## [WHAT YOU HAVE TO DO]
The entries are to be returned exactly, with images left out.

Figure collection entries
------------------------------------------------------------------------
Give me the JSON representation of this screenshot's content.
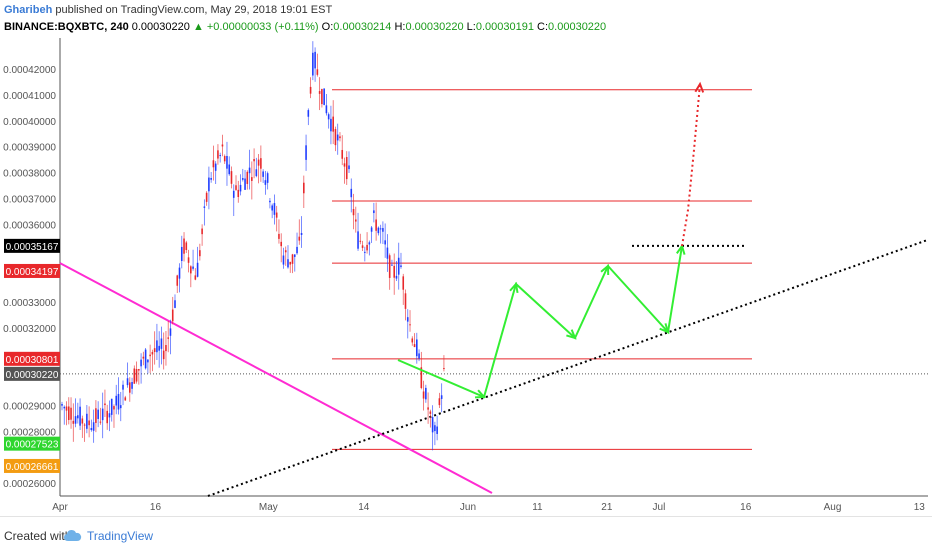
{
  "header": {
    "author": "Gharibeh",
    "published_text": "published on TradingView.com, May 29, 2018 19:01 EST",
    "symbol": "BINANCE:BQXBTC, 240",
    "last": "0.00030220",
    "change": "▲ +0.00000033 (+0.11%)",
    "o_label": "O:",
    "o_value": "0.00030214",
    "h_label": "H:",
    "h_value": "0.00030220",
    "l_label": "L:",
    "l_value": "0.00030191",
    "c_label": "C:",
    "c_value": "0.00030220"
  },
  "footer": {
    "created_with": "Created with",
    "brand": "TradingView",
    "brand_icon": "cloud-icon"
  },
  "chart_data": {
    "type": "candlestick",
    "y_min": 0.000255,
    "y_max": 0.000432,
    "y_ticks": [
      {
        "value": 0.00042,
        "label": "0.00042000"
      },
      {
        "value": 0.00041,
        "label": "0.00041000"
      },
      {
        "value": 0.0004,
        "label": "0.00040000"
      },
      {
        "value": 0.00039,
        "label": "0.00039000"
      },
      {
        "value": 0.00038,
        "label": "0.00038000"
      },
      {
        "value": 0.00037,
        "label": "0.00037000"
      },
      {
        "value": 0.00036,
        "label": "0.00036000"
      },
      {
        "value": 0.00033,
        "label": "0.00033000"
      },
      {
        "value": 0.00032,
        "label": "0.00032000"
      },
      {
        "value": 0.00029,
        "label": "0.00029000"
      },
      {
        "value": 0.00028,
        "label": "0.00028000"
      },
      {
        "value": 0.00026,
        "label": "0.00026000"
      }
    ],
    "price_badges": [
      {
        "value": 0.00035167,
        "label": "0.00035167",
        "color": "#000000"
      },
      {
        "value": 0.00034197,
        "label": "0.00034197",
        "color": "#e8282b"
      },
      {
        "value": 0.00030801,
        "label": "0.00030801",
        "color": "#e8282b"
      },
      {
        "value": 0.0003022,
        "label": "0.00030220",
        "color": "#555555"
      },
      {
        "value": 0.00027523,
        "label": "0.00027523",
        "color": "#2ed62e"
      },
      {
        "value": 0.00026661,
        "label": "0.00026661",
        "color": "#f39c12"
      }
    ],
    "x_ticks": [
      {
        "pos": 0.0,
        "label": "Apr"
      },
      {
        "pos": 0.11,
        "label": "16"
      },
      {
        "pos": 0.24,
        "label": "May"
      },
      {
        "pos": 0.35,
        "label": "14"
      },
      {
        "pos": 0.47,
        "label": "Jun"
      },
      {
        "pos": 0.55,
        "label": "11"
      },
      {
        "pos": 0.63,
        "label": "21"
      },
      {
        "pos": 0.69,
        "label": "Jul"
      },
      {
        "pos": 0.79,
        "label": "16"
      },
      {
        "pos": 0.89,
        "label": "Aug"
      },
      {
        "pos": 0.99,
        "label": "13"
      }
    ],
    "resistance_levels": [
      0.000412,
      0.000369,
      0.000345,
      0.000308,
      0.000273
    ],
    "last_price": 0.0003022,
    "colors": {
      "up": "#1e3cff",
      "down": "#e8282b",
      "projection": "#33ee33",
      "trendline": "#ff2bd2",
      "levels": "#e8282b"
    }
  }
}
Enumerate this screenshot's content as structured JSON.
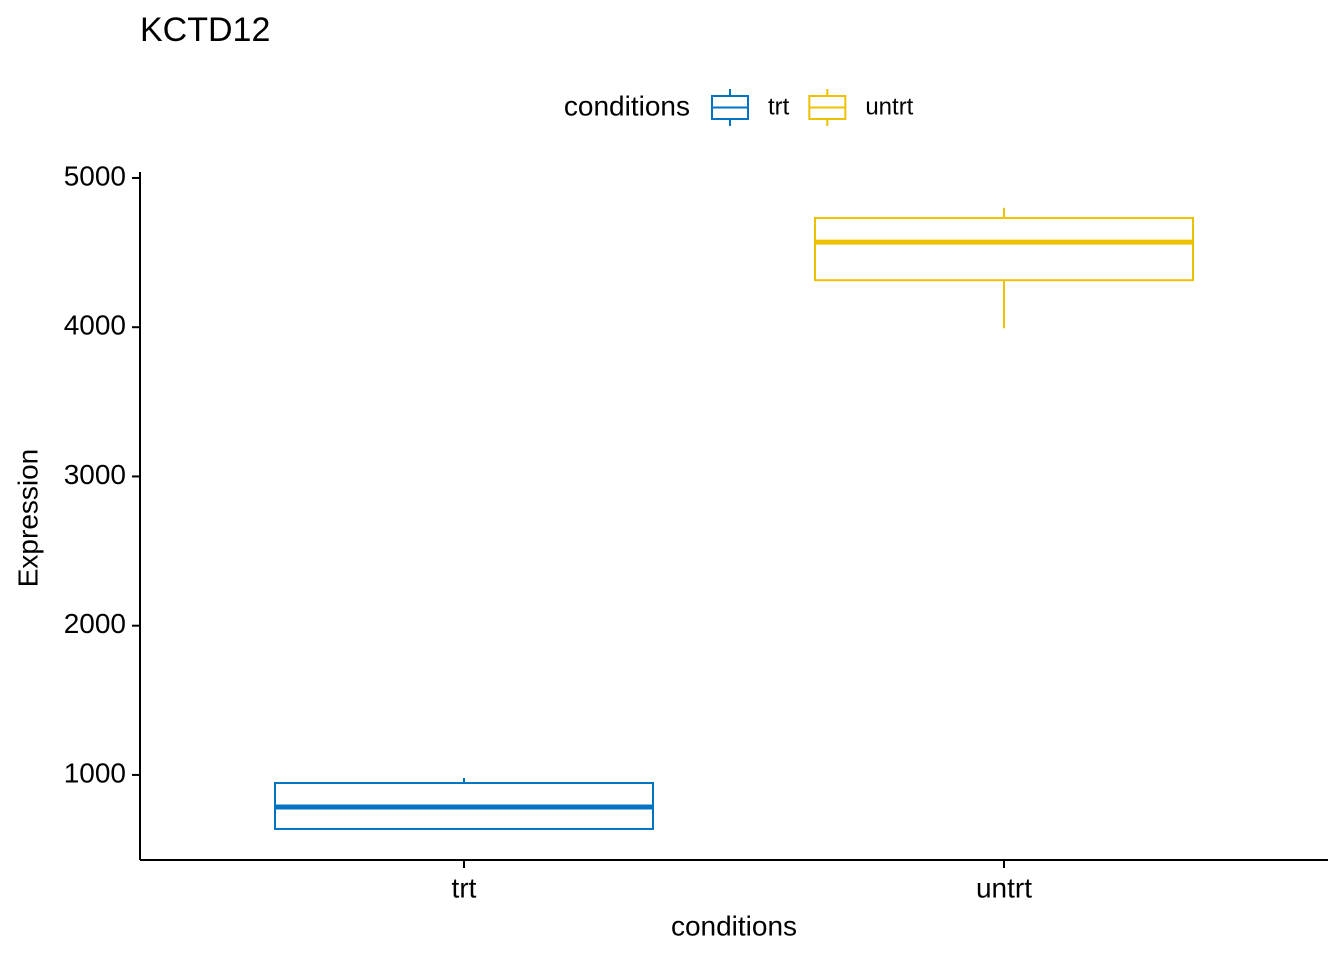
{
  "chart_data": {
    "type": "box",
    "title": "KCTD12",
    "x_label": "conditions",
    "y_label": "Expression",
    "legend_title": "conditions",
    "categories": [
      "trt",
      "untrt"
    ],
    "series": [
      {
        "name": "trt",
        "color": "#0073C2",
        "min": 638,
        "q1": 638,
        "median": 785,
        "q3": 946,
        "max": 980
      },
      {
        "name": "untrt",
        "color": "#EFC000",
        "min": 3993,
        "q1": 4315,
        "median": 4570,
        "q3": 4732,
        "max": 4800
      }
    ],
    "ylim": [
      430,
      5040
    ],
    "yticks": [
      1000,
      2000,
      3000,
      4000,
      5000
    ],
    "grid": false,
    "legend": "top"
  }
}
------------------------------------------------------------------------
## [OUTPUT]
Give me the JSON representation of this screenshot's content.
{
  "header": {
    "author": "Gharibeh",
    "published_text": "published on TradingView.com, May 29, 2018 19:01 EST",
    "symbol": "BINANCE:BQXBTC, 240",
    "last": "0.00030220",
    "change": "▲ +0.00000033 (+0.11%)",
    "o_label": "O:",
    "o_value": "0.00030214",
    "h_label": "H:",
    "h_value": "0.00030220",
    "l_label": "L:",
    "l_value": "0.00030191",
    "c_label": "C:",
    "c_value": "0.00030220"
  },
  "footer": {
    "created_with": "Created with",
    "brand": "TradingView",
    "brand_icon": "cloud-icon"
  },
  "chart_data": {
    "type": "candlestick",
    "y_min": 0.000255,
    "y_max": 0.000432,
    "y_ticks": [
      {
        "value": 0.00042,
        "label": "0.00042000"
      },
      {
        "value": 0.00041,
        "label": "0.00041000"
      },
      {
        "value": 0.0004,
        "label": "0.00040000"
      },
      {
        "value": 0.00039,
        "label": "0.00039000"
      },
      {
        "value": 0.00038,
        "label": "0.00038000"
      },
      {
        "value": 0.00037,
        "label": "0.00037000"
      },
      {
        "value": 0.00036,
        "label": "0.00036000"
      },
      {
        "value": 0.00033,
        "label": "0.00033000"
      },
      {
        "value": 0.00032,
        "label": "0.00032000"
      },
      {
        "value": 0.00029,
        "label": "0.00029000"
      },
      {
        "value": 0.00028,
        "label": "0.00028000"
      },
      {
        "value": 0.00026,
        "label": "0.00026000"
      }
    ],
    "price_badges": [
      {
        "value": 0.00035167,
        "label": "0.00035167",
        "color": "#000000"
      },
      {
        "value": 0.00034197,
        "label": "0.00034197",
        "color": "#e8282b"
      },
      {
        "value": 0.00030801,
        "label": "0.00030801",
        "color": "#e8282b"
      },
      {
        "value": 0.0003022,
        "label": "0.00030220",
        "color": "#555555"
      },
      {
        "value": 0.00027523,
        "label": "0.00027523",
        "color": "#2ed62e"
      },
      {
        "value": 0.00026661,
        "label": "0.00026661",
        "color": "#f39c12"
      }
    ],
    "x_ticks": [
      {
        "pos": 0.0,
        "label": "Apr"
      },
      {
        "pos": 0.11,
        "label": "16"
      },
      {
        "pos": 0.24,
        "label": "May"
      },
      {
        "pos": 0.35,
        "label": "14"
      },
      {
        "pos": 0.47,
        "label": "Jun"
      },
      {
        "pos": 0.55,
        "label": "11"
      },
      {
        "pos": 0.63,
        "label": "21"
      },
      {
        "pos": 0.69,
        "label": "Jul"
      },
      {
        "pos": 0.79,
        "label": "16"
      },
      {
        "pos": 0.89,
        "label": "Aug"
      },
      {
        "pos": 0.99,
        "label": "13"
      }
    ],
    "resistance_levels": [
      0.000412,
      0.000369,
      0.000345,
      0.000308,
      0.000273
    ],
    "last_price": 0.0003022,
    "colors": {
      "up": "#1e3cff",
      "down": "#e8282b",
      "projection": "#33ee33",
      "trendline": "#ff2bd2",
      "levels": "#e8282b"
    }
  }
}
Enumerate this screenshot's content as structured JSON.
{
  "chart_data": {
    "type": "box",
    "title": "KCTD12",
    "x_label": "conditions",
    "y_label": "Expression",
    "legend_title": "conditions",
    "categories": [
      "trt",
      "untrt"
    ],
    "series": [
      {
        "name": "trt",
        "color": "#0073C2",
        "min": 638,
        "q1": 638,
        "median": 785,
        "q3": 946,
        "max": 980
      },
      {
        "name": "untrt",
        "color": "#EFC000",
        "min": 3993,
        "q1": 4315,
        "median": 4570,
        "q3": 4732,
        "max": 4800
      }
    ],
    "ylim": [
      430,
      5040
    ],
    "yticks": [
      1000,
      2000,
      3000,
      4000,
      5000
    ],
    "grid": false,
    "legend": "top"
  }
}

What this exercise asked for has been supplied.